Dataset records:
*****

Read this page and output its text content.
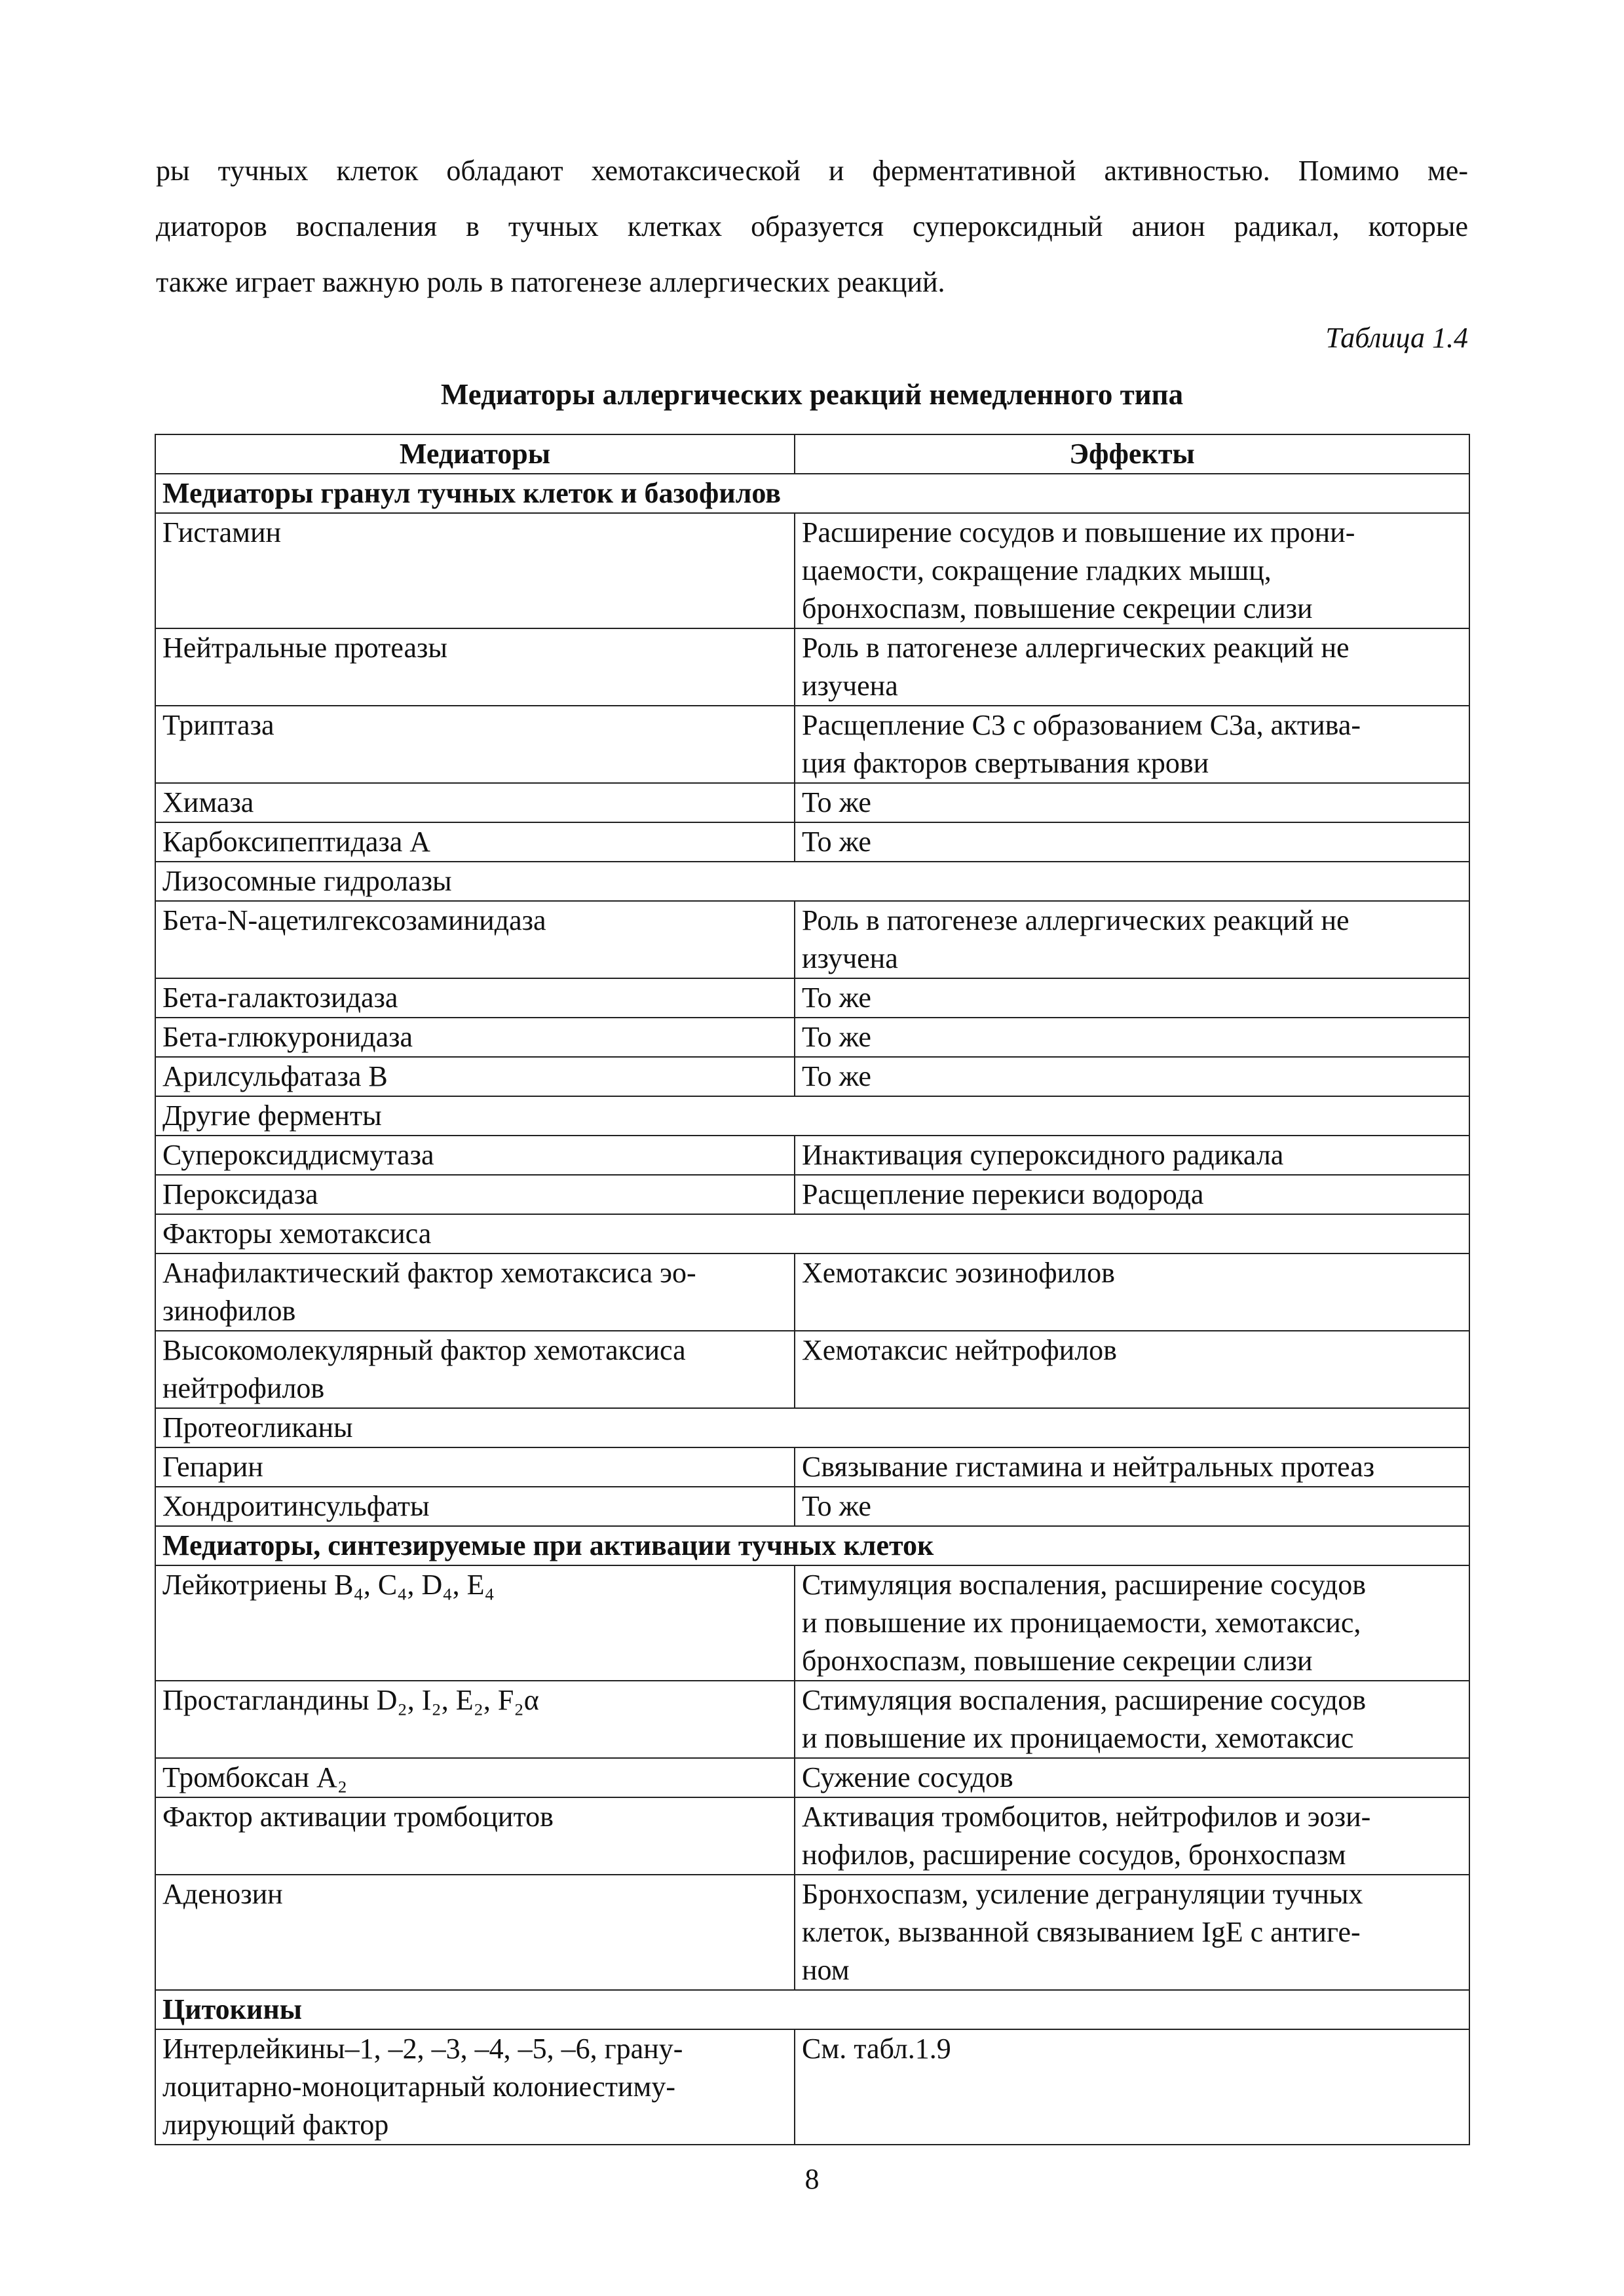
ры тучных клеток обладают хемотаксической и ферментативной активностью. Помимо ме-
диаторов воспаления в тучных клетках образуется супероксидный анион радикал, которые
также играет важную роль в патогенезе аллергических реакций.
Таблица 1.4
Медиаторы аллергических реакций немедленного типа
Медиаторы	Эффекты
Медиаторы гранул тучных клеток и базофилов	

Гистамин	Расширение сосудов и повышение их прони-
цаемости, сокращение гладких мышц,
бронхоспазм, повышение секреции слизи

Нейтральные протеазы	Роль в патогенезе аллергических реакций не
изучена

Триптаза	Расщепление С3 с образованием С3а, актива-
ция факторов свертывания крови

Химаза	То же

Карбоксипептидаза А	То же

Лизосомные гидролазы	

Бета-N-ацетилгексозаминидаза	Роль в патогенезе аллергических реакций не
изучена

Бета-галактозидаза	То же

Бета-глюкуронидаза	То же

Арилсульфатаза В	То же

Другие ферменты	

Супероксиддисмутаза	Инактивация супероксидного радикала

Пероксидаза	Расщепление перекиси водорода

Факторы хемотаксиса	

Анафилактический фактор хемотаксиса эо-
зинофилов	Хемотаксис эозинофилов

Высокомолекулярный фактор хемотаксиса
нейтрофилов	Хемотаксис нейтрофилов

Протеогликаны	

Гепарин	Связывание гистамина и нейтральных протеаз

Хондроитинсульфаты	То же

Медиаторы, синтезируемые при активации тучных клеток	

Лейкотриены B₄, C₄, D₄, E₄	Стимуляция воспаления, расширение сосудов
и повышение их проницаемости, хемотаксис,
бронхоспазм, повышение секреции слизи

Простагландины D₂, I₂, E₂, F₂α	Стимуляция воспаления, расширение сосудов
и повышение их проницаемости, хемотаксис

Тромбоксан А₂	Сужение сосудов

Фактор активации тромбоцитов	Активация тромбоцитов, нейтрофилов и эози-
нофилов, расширение сосудов, бронхоспазм

Аденозин	Бронхоспазм, усиление дегрануляции тучных
клеток, вызванной связыванием IgE с антиге-
ном

Цитокины	

Интерлейкины–1, –2, –3, –4, –5, –6, грану-
лоцитарно-моноцитарный колониестиму-
лирующий фактор	См. табл.1.9
8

*****

WHAT YOU SHOULD DO:
Take every line from the records above that has the word "Расщепление" and copy it.

TASK ANSWER:
Триптаза	Расщепление С3 с образованием С3а, актива-
Пероксидаза	Расщепление перекиси водорода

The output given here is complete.